PROBLEM DETAILS
Return all lines in the material below that contain "IBTS".

DATA PROVIDED
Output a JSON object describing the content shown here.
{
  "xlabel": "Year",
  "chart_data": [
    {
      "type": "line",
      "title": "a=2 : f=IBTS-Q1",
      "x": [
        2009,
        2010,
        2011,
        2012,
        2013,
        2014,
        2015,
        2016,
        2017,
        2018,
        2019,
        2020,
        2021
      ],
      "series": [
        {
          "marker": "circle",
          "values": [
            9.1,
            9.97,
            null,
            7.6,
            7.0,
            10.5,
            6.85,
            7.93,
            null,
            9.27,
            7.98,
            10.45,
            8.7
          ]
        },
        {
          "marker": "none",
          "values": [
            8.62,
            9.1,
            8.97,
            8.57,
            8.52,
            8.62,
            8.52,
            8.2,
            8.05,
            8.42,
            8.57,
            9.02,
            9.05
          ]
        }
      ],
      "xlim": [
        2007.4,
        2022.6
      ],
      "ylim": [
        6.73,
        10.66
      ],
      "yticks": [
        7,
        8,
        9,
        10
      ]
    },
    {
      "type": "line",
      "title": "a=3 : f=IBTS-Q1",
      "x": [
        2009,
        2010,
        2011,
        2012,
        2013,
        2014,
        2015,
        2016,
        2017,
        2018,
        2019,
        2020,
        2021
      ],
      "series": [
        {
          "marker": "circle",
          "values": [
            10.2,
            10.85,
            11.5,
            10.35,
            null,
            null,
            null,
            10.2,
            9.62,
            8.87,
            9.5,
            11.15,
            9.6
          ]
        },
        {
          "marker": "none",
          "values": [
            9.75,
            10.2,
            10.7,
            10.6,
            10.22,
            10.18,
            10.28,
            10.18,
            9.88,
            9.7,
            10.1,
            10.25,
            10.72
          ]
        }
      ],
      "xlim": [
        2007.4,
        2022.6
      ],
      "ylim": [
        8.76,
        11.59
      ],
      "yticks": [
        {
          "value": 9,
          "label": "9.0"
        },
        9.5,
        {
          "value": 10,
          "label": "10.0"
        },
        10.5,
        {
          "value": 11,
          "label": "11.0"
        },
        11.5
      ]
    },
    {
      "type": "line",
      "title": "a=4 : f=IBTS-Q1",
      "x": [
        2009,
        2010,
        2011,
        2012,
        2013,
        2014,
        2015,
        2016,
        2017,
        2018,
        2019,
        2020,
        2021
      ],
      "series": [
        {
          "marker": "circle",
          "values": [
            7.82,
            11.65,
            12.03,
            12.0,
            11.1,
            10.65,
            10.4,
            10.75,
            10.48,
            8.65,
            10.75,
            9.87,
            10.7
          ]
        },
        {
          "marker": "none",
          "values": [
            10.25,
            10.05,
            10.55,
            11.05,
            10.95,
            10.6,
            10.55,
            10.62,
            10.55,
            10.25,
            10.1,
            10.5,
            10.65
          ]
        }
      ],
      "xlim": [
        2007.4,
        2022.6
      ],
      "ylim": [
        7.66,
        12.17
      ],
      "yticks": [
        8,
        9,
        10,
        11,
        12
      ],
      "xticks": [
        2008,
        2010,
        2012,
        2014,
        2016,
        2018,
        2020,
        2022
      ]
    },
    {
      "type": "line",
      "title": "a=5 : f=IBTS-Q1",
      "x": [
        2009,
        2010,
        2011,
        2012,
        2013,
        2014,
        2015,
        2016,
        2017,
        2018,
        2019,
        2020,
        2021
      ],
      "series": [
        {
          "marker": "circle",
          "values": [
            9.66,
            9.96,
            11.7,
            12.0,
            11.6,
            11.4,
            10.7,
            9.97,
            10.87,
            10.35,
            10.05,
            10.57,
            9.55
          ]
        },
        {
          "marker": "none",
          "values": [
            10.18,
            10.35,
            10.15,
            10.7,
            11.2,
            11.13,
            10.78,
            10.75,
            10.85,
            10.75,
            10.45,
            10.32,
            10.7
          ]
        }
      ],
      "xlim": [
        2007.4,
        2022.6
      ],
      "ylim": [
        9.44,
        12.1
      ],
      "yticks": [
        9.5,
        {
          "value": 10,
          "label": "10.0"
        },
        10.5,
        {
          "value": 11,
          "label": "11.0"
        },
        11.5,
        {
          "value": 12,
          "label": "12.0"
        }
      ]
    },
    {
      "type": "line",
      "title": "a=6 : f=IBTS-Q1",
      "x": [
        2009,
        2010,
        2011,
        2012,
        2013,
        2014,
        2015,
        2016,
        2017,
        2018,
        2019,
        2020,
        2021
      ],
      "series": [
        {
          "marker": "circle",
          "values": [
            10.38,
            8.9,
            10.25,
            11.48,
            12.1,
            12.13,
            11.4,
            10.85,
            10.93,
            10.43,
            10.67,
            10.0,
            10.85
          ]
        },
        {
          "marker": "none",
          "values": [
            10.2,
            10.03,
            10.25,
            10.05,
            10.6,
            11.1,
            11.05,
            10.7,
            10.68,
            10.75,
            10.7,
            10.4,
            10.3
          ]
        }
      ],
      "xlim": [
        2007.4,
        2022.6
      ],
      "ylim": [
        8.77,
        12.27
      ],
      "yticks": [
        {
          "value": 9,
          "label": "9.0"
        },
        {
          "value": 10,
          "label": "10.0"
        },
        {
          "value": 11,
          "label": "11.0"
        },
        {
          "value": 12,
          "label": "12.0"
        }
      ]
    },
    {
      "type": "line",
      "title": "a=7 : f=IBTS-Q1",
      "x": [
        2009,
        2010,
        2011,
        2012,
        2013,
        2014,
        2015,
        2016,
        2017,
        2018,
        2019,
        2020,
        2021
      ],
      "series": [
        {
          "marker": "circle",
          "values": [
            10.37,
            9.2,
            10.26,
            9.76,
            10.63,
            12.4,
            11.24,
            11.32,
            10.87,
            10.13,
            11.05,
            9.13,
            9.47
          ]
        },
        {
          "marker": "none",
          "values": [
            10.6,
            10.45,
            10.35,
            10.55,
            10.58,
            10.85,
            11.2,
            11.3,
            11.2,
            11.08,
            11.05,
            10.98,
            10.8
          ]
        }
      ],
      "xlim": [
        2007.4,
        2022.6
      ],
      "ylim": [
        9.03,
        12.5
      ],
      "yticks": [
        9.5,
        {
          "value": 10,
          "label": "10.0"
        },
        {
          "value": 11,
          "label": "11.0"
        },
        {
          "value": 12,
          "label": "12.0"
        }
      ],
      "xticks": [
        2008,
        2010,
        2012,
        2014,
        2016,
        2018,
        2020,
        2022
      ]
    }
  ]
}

ANSWER TO THIS TASK
      "title": "a=2 : f=IBTS-Q1",
      "title": "a=3 : f=IBTS-Q1",
      "title": "a=4 : f=IBTS-Q1",
      "title": "a=5 : f=IBTS-Q1",
      "title": "a=6 : f=IBTS-Q1",
      "title": "a=7 : f=IBTS-Q1",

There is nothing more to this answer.